→ WRITTEN REQUEST
Output the material beneath this task exactly, images excluded.

(Extracted data entries)
#####

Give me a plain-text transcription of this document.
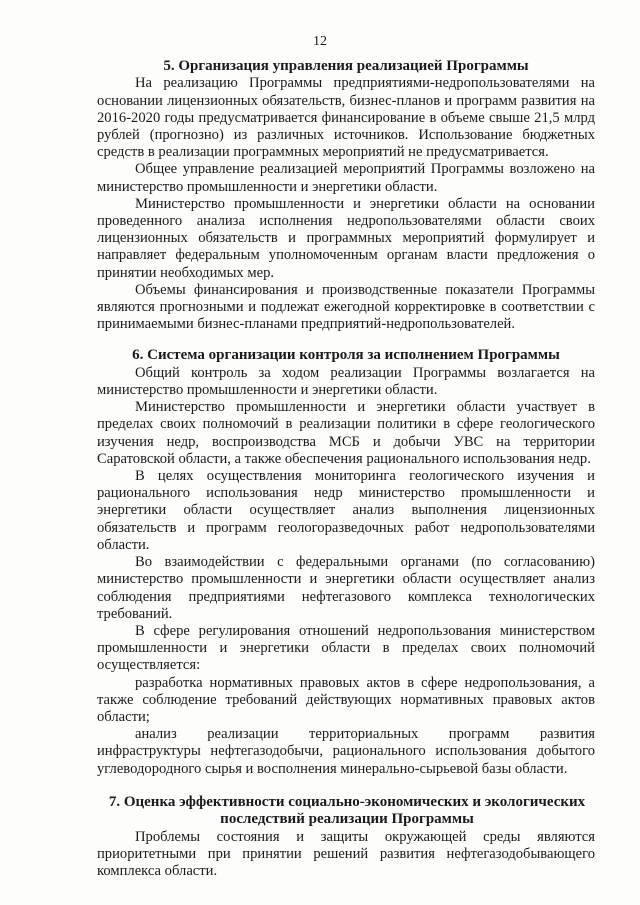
12
5. Организация управления реализацией Программы

На реализацию Программы предприятиями-недропользователями на основании лицензионных обязательств, бизнес-планов и программ развития на 2016-2020 годы предусматривается финансирование в объеме свыше 21,5 млрд рублей (прогнозно) из различных источников. Использование бюджетных средств в реализации программных мероприятий не предусматривается.

Общее управление реализацией мероприятий Программы возложено на министерство промышленности и энергетики области.

Министерство промышленности и энергетики области на основании проведенного анализа исполнения недропользователями области своих лицензионных обязательств и программных мероприятий формулирует и направляет федеральным уполномоченным органам власти предложения о принятии необходимых мер.

Объемы финансирования и производственные показатели Программы являются прогнозными и подлежат ежегодной корректировке в соответствии с принимаемыми бизнес-планами предприятий-недропользователей.

6. Система организации контроля за исполнением Программы

Общий контроль за ходом реализации Программы возлагается на министерство промышленности и энергетики области.

Министерство промышленности и энергетики области участвует в пределах своих полномочий в реализации политики в сфере геологического изучения недр, воспроизводства МСБ и добычи УВС на территории Саратовской области, а также обеспечения рационального использования недр.

В целях осуществления мониторинга геологического изучения и рационального использования недр министерство промышленности и энергетики области осуществляет анализ выполнения лицензионных обязательств и программ геологоразведочных работ недропользователями области.

Во взаимодействии с федеральными органами (по согласованию) министерство промышленности и энергетики области осуществляет анализ соблюдения предприятиями нефтегазового комплекса технологических требований.

В сфере регулирования отношений недропользования министерством промышленности и энергетики области в пределах своих полномочий осуществляется:

разработка нормативных правовых актов в сфере недропользования, а также соблюдение требований действующих нормативных правовых актов области;

анализ реализации территориальных программ развития инфраструктуры нефтегазодобычи, рационального использования добытого углеводородного сырья и восполнения минерально-сырьевой базы области.

7. Оценка эффективности социально-экономических и экологических последствий реализации Программы

Проблемы состояния и защиты окружающей среды являются приоритетными при принятии решений развития нефтегазодобывающего комплекса области.
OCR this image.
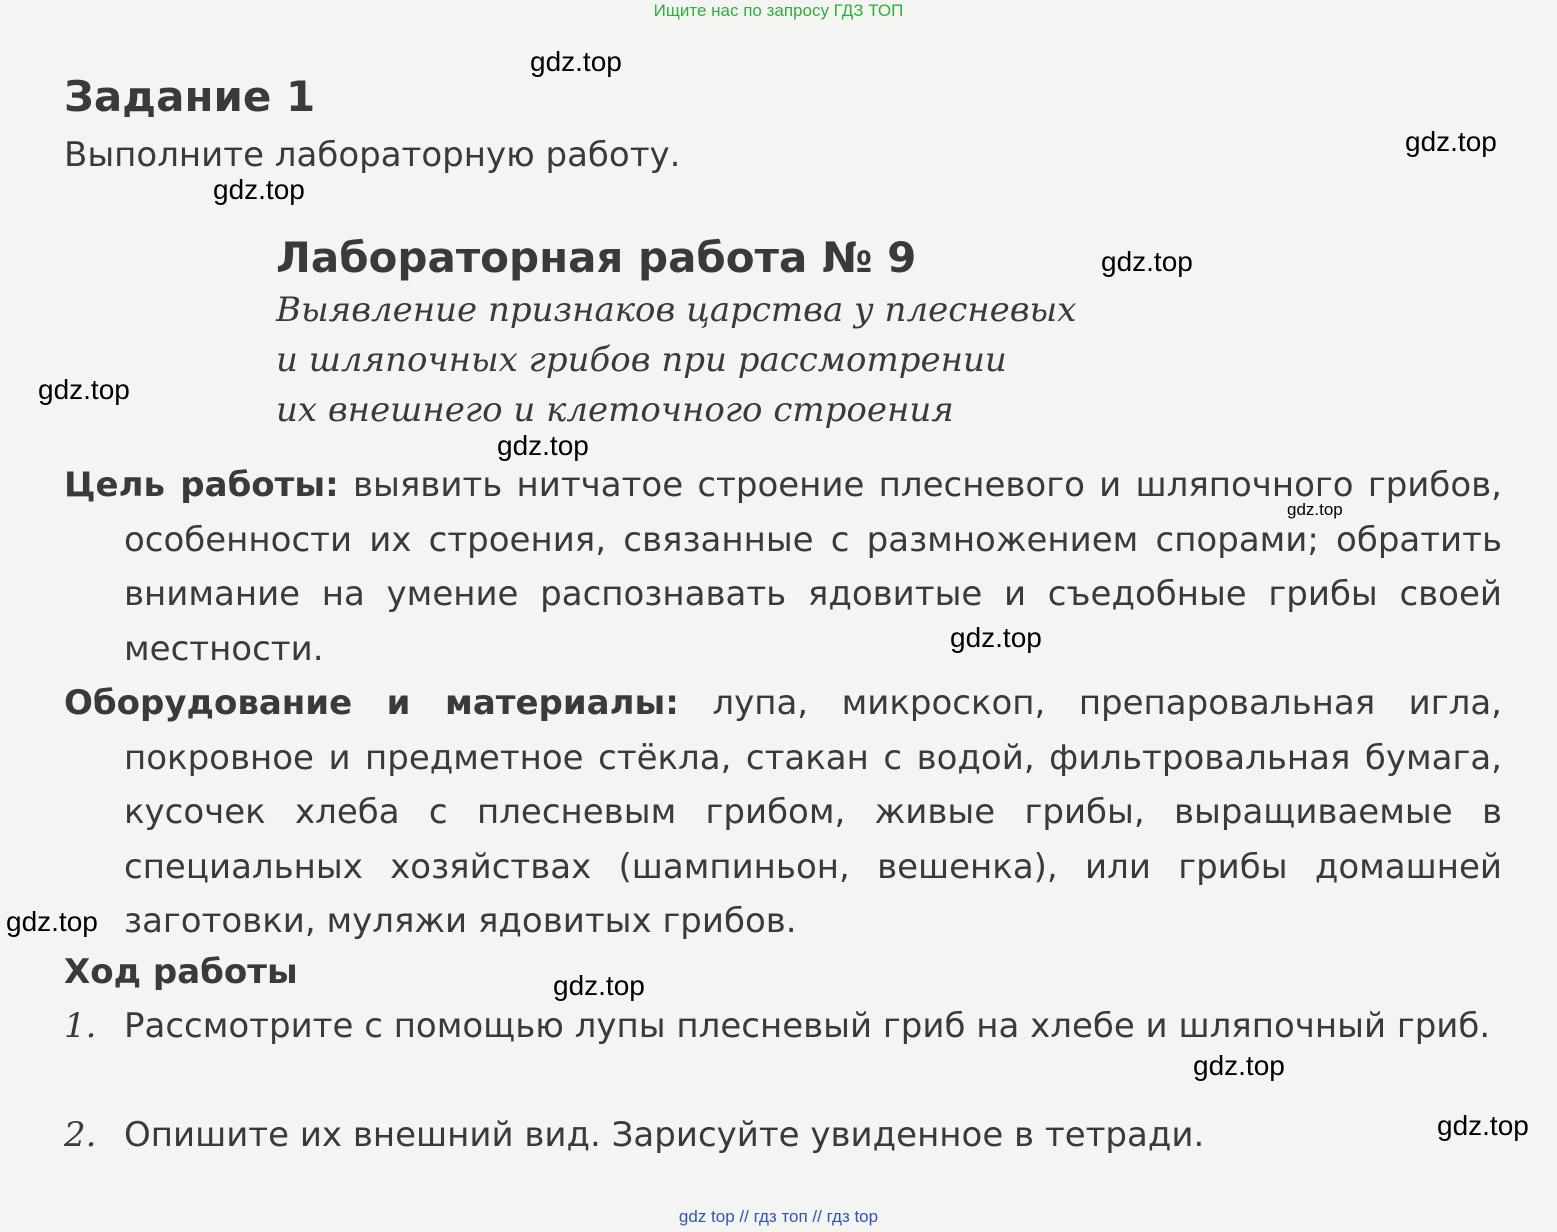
Ищите нас по запросу ГДЗ ТОП
Задание 1
Выполните лабораторную работу.
Лабораторная работа № 9
Выявление признаков царства у плесневых
и шляпочных грибов при рассмотрении
их внешнего и клеточного строения
Цель работы: выявить нитчатое строение плесневого и шляпочного грибов, особенности их строения, связанные с размножением спорами; обратить внимание на умение распознавать ядовитые и съедобные грибы своей местности.
Оборудование и материалы: лупа, микроскоп, препаровальная игла, покровное и предметное стёкла, стакан с водой, фильтровальная бумага, кусочек хлеба с плесневым грибом, живые грибы, выращиваемые в специальных хозяйствах (шампиньон, вешенка), или грибы домашней заготовки, муляжи ядовитых грибов.
Ход работы
1. Рассмотрите с помощью лупы плесневый гриб на хлебе и шляпочный гриб.
2. Опишите их внешний вид. Зарисуйте увиденное в тетради.
gdz.top
gdz.top
gdz.top
gdz.top
gdz.top
gdz.top
gdz.top
gdz.top
gdz.top
gdz.top
gdz.top
gdz.top
gdz top // гдз топ // гдз top
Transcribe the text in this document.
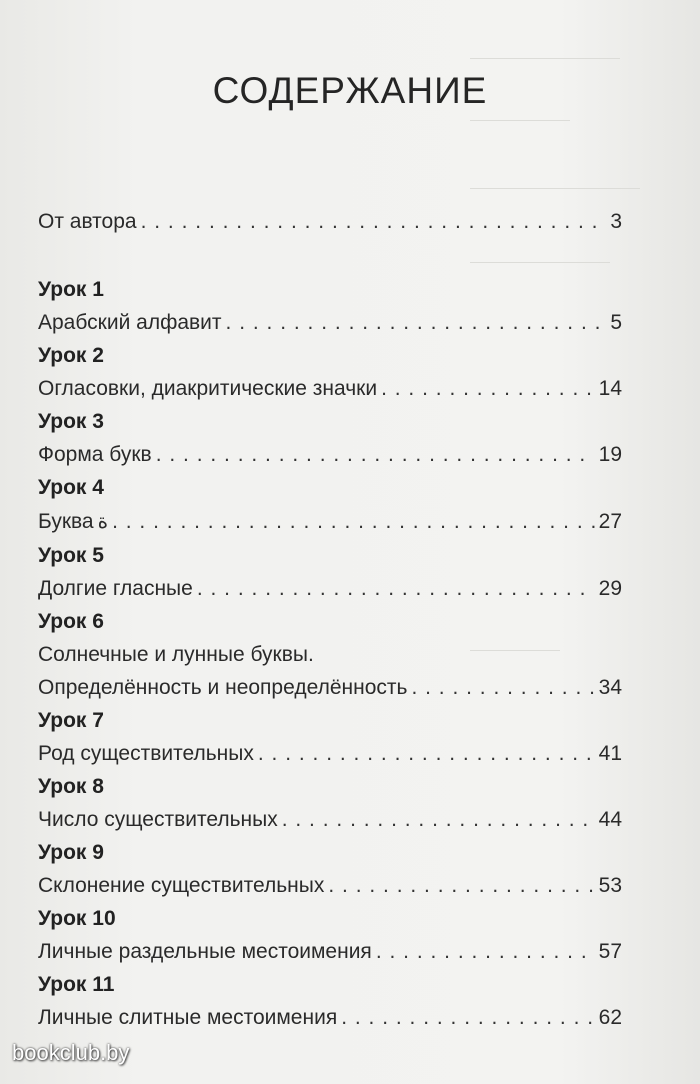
СОДЕРЖАНИЕ
От автора . . .	3
Урок 1
Арабский алфавит . . .	5
Урок 2
Огласовки, диакритические значки . . .	14
Урок 3
Форма букв . . .	19
Урок 4
Буква ة . . .	27
Урок 5
Долгие гласные . . .	29
Урок 6
Солнечные и лунные буквы.
Определённость и неопределённость . . .	34
Урок 7
Род существительных . . .	41
Урок 8
Число существительных . . .	44
Урок 9
Склонение существительных . . .	53
Урок 10
Личные раздельные местоимения . . .	57
Урок 11
Личные слитные местоимения . . .	62
bookclub.by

#####

→ CORRECT RESULT
Give me a plain-text transcription of this document.
12
5. Организация управления реализацией Программы

На реализацию Программы предприятиями-недропользователями на основании лицензионных обязательств, бизнес-планов и программ развития на 2016-2020 годы предусматривается финансирование в объеме свыше 21,5 млрд рублей (прогнозно) из различных источников. Использование бюджетных средств в реализации программных мероприятий не предусматривается.

Общее управление реализацией мероприятий Программы возложено на министерство промышленности и энергетики области.

Министерство промышленности и энергетики области на основании проведенного анализа исполнения недропользователями области своих лицензионных обязательств и программных мероприятий формулирует и направляет федеральным уполномоченным органам власти предложения о принятии необходимых мер.

Объемы финансирования и производственные показатели Программы являются прогнозными и подлежат ежегодной корректировке в соответствии с принимаемыми бизнес-планами предприятий-недропользователей.

6. Система организации контроля за исполнением Программы

Общий контроль за ходом реализации Программы возлагается на министерство промышленности и энергетики области.

Министерство промышленности и энергетики области участвует в пределах своих полномочий в реализации политики в сфере геологического изучения недр, воспроизводства МСБ и добычи УВС на территории Саратовской области, а также обеспечения рационального использования недр.

В целях осуществления мониторинга геологического изучения и рационального использования недр министерство промышленности и энергетики области осуществляет анализ выполнения лицензионных обязательств и программ геологоразведочных работ недропользователями области.

Во взаимодействии с федеральными органами (по согласованию) министерство промышленности и энергетики области осуществляет анализ соблюдения предприятиями нефтегазового комплекса технологических требований.

В сфере регулирования отношений недропользования министерством промышленности и энергетики области в пределах своих полномочий осуществляется:

разработка нормативных правовых актов в сфере недропользования, а также соблюдение требований действующих нормативных правовых актов области;

анализ реализации территориальных программ развития инфраструктуры нефтегазодобычи, рационального использования добытого углеводородного сырья и восполнения минерально-сырьевой базы области.

7. Оценка эффективности социально-экономических и экологических последствий реализации Программы

Проблемы состояния и защиты окружающей среды являются приоритетными при принятии решений развития нефтегазодобывающего комплекса области.
OCR this image.
Ищите нас по запросу ГДЗ ТОП
Задание 1
Выполните лабораторную работу.
Лабораторная работа № 9
Выявление признаков царства у плесневых
и шляпочных грибов при рассмотрении
их внешнего и клеточного строения
Цель работы: выявить нитчатое строение плесневого и шляпочного грибов, особенности их строения, связанные с размножением спорами; обратить внимание на умение распознавать ядовитые и съедобные грибы своей местности.
Оборудование и материалы: лупа, микроскоп, препаровальная игла, покровное и предметное стёкла, стакан с водой, фильтровальная бумага, кусочек хлеба с плесневым грибом, живые грибы, выращиваемые в специальных хозяйствах (шампиньон, вешенка), или грибы домашней заготовки, муляжи ядовитых грибов.
Ход работы
1. Рассмотрите с помощью лупы плесневый гриб на хлебе и шляпочный гриб.
2. Опишите их внешний вид. Зарисуйте увиденное в тетради.
gdz.top
gdz.top
gdz.top
gdz.top
gdz.top
gdz.top
gdz.top
gdz.top
gdz.top
gdz.top
gdz.top
gdz.top
gdz top // гдз топ // гдз top
Transcribe the text in this document.
СОДЕРЖАНИЕ
От автора . . .	3
Урок 1
Арабский алфавит . . .	5
Урок 2
Огласовки, диакритические значки . . .	14
Урок 3
Форма букв . . .	19
Урок 4
Буква ة . . .	27
Урок 5
Долгие гласные . . .	29
Урок 6
Солнечные и лунные буквы.
Определённость и неопределённость . . .	34
Урок 7
Род существительных . . .	41
Урок 8
Число существительных . . .	44
Урок 9
Склонение существительных . . .	53
Урок 10
Личные раздельные местоимения . . .	57
Урок 11
Личные слитные местоимения . . .	62
bookclub.by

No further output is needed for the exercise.